SET TASK 1: In the Touareg towing thread, about how much does the bumper-pull trailer weigh?
SET TASK 2: Please carry on the Touareg towing thread from the point where it stops.

TEXT PROVIDED:
Begin
# Towing a horse trailer with a Touareg TDI



## robinct (Jan 13, 2010)

I currently tow with a tundra but the truck sits around most days and is only used to tow. I am considering a Touareg TDI to use in place of the Tundra. Trailer is a bumper pull and weighs about 4,000 pounds. The horse adds another 1,500 then throw in some tack and stuff - probably around 6,000 +. Is the Touareg TDI capable? I know the ratings say it is but does anyone have experience towing a horse and trailer with it?


----------



## teutonicv10 (Nov 22, 2006)

*Re: Towing a horse trailer with a Touareg TDI (robinct)*

No problem towing a 8000 lbs boat and trailer.


----------



## robinct (Jan 13, 2010)

*Re: Towing a horse trailer with a Touareg TDI (teutonicv10)*

Nice boat - somewhat dwarfs the Touareg......no problem up hills? Do you use a factory installed hitch and what type of brake controller?


----------



## DZD (Mar 25, 2007)
End
Image layout annotations:
Begin
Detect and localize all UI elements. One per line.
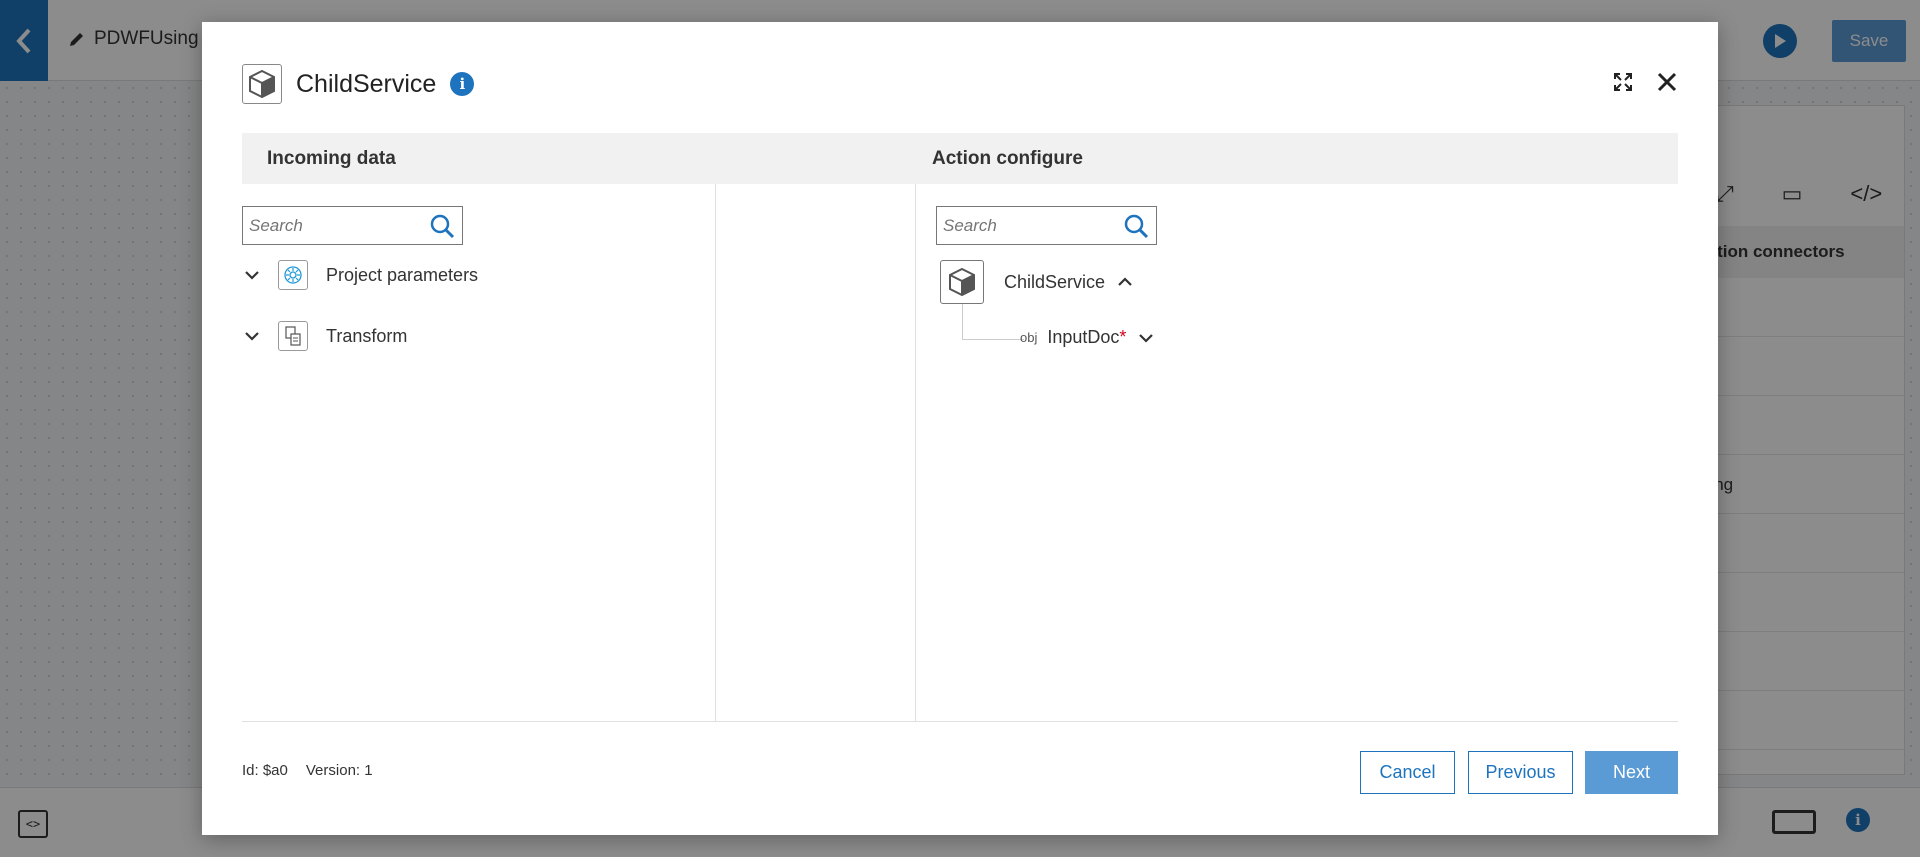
dialog-header: ChildService i <box>242 64 475 104</box>
footer-divider <box>242 721 1678 722</box>
chevron-down-icon[interactable] <box>242 326 262 346</box>
dialog-controls <box>1610 69 1680 95</box>
close-button[interactable] <box>1654 69 1680 95</box>
cube-icon <box>242 64 282 104</box>
field-name: InputDoc <box>1047 327 1120 347</box>
tree-node-label: ChildService <box>1004 271 1106 292</box>
required-marker: * <box>1119 327 1127 347</box>
gear-network-icon <box>278 260 308 290</box>
dialog-title: ChildService <box>296 69 437 98</box>
chevron-down-icon[interactable] <box>242 265 262 285</box>
info-icon[interactable]: i <box>450 72 475 96</box>
pane-divider <box>715 184 716 721</box>
close-icon <box>1657 72 1677 92</box>
maximize-icon <box>1614 73 1632 91</box>
tree-field-inputdoc[interactable]: obj InputDoc * <box>1020 327 1156 348</box>
chevron-down-icon[interactable] <box>1136 328 1156 348</box>
tree-item-project-parameters[interactable]: Project parameters <box>242 257 478 293</box>
column-headers: Incoming data Action configure <box>242 133 1678 184</box>
action-search-input[interactable] <box>943 215 1123 236</box>
tree-item-label: Project parameters <box>326 264 479 285</box>
tree-item-label: Transform <box>326 325 408 346</box>
search-icon[interactable] <box>429 213 455 239</box>
incoming-search <box>242 206 463 245</box>
pane-divider <box>915 184 916 721</box>
chevron-up-icon[interactable] <box>1115 272 1135 292</box>
next-button[interactable]: Next <box>1585 751 1678 794</box>
search-icon[interactable] <box>1123 213 1149 239</box>
incoming-search-input[interactable] <box>249 215 429 236</box>
cube-icon <box>940 260 984 304</box>
tree-item-transform[interactable]: Transform <box>242 318 407 354</box>
previous-button[interactable]: Previous <box>1468 751 1573 794</box>
maximize-button[interactable] <box>1610 69 1636 95</box>
cancel-button[interactable]: Cancel <box>1360 751 1455 794</box>
tree-connector <box>962 304 1024 340</box>
configure-dialog: ChildService i Incoming data Action conf… <box>202 22 1718 835</box>
tree-node-childservice[interactable]: ChildService <box>940 260 1135 304</box>
action-id: Id: $a0 <box>242 762 288 779</box>
transform-icon <box>278 321 308 351</box>
action-configure-header: Action configure <box>932 148 1083 169</box>
action-version: Version: 1 <box>305 762 373 779</box>
field-type-label: obj <box>1020 330 1038 345</box>
footer-meta: Id: $a0 Version: 1 <box>242 762 373 779</box>
action-search <box>936 206 1157 245</box>
incoming-data-header: Incoming data <box>267 148 396 169</box>
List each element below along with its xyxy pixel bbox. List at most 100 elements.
End
TASK RESPONSE 1: About 4,000 pounds.

TASK RESPONSE 2:
*Re: Towing a horse trailer with a Touareg TDI (robinct)*

Are you asking about a V6 TDI or a V10 TDI?


----------



## robinct (Jan 13, 2010)

I was asking about the V6 TDI. I have not looked into the V10 specs yet. What are you thoughts? Thanks


----------



## teutonicv10 (Nov 22, 2006)

*Re: Towing a horse trailer with a Touareg TDI (robinct)*


_Quote, originally posted by *robinct* »_Nice boat - somewhat dwarfs the Touareg......no problem up hills? Do you use a factory installed hitch and what type of brake controller?

Both TDIs have PLENTY of power; up ramps, steep driveways, etc. Factory hitch with a Tekonsha. Towed through CT hills to lakes, etc.


----------



## charlier (Mar 9, 2001)

*Re: Towing a horse trailer with a Touareg TDI (robinct)*


_Quote, originally posted by *robinct* »_I currently tow with a tundra but the truck sits around most days and is only used to tow. I am considering a Touareg TDI to use in place of the Tundra. Trailer is a bumper pull and weighs about 4,000 pounds. The horse adds another 1,500 then throw in some tack and stuff - probably around 6,000 +. Is the Touareg TDI capable? *I know the ratings say it is but does anyone have experience towing a horse and trailer with it?* 

Highlighted the key question..
Other key differences include... 
- Horses have a mind of their own, boats and other objects do not.
- Horses shift their weight and can get excited, boats and other objects do not.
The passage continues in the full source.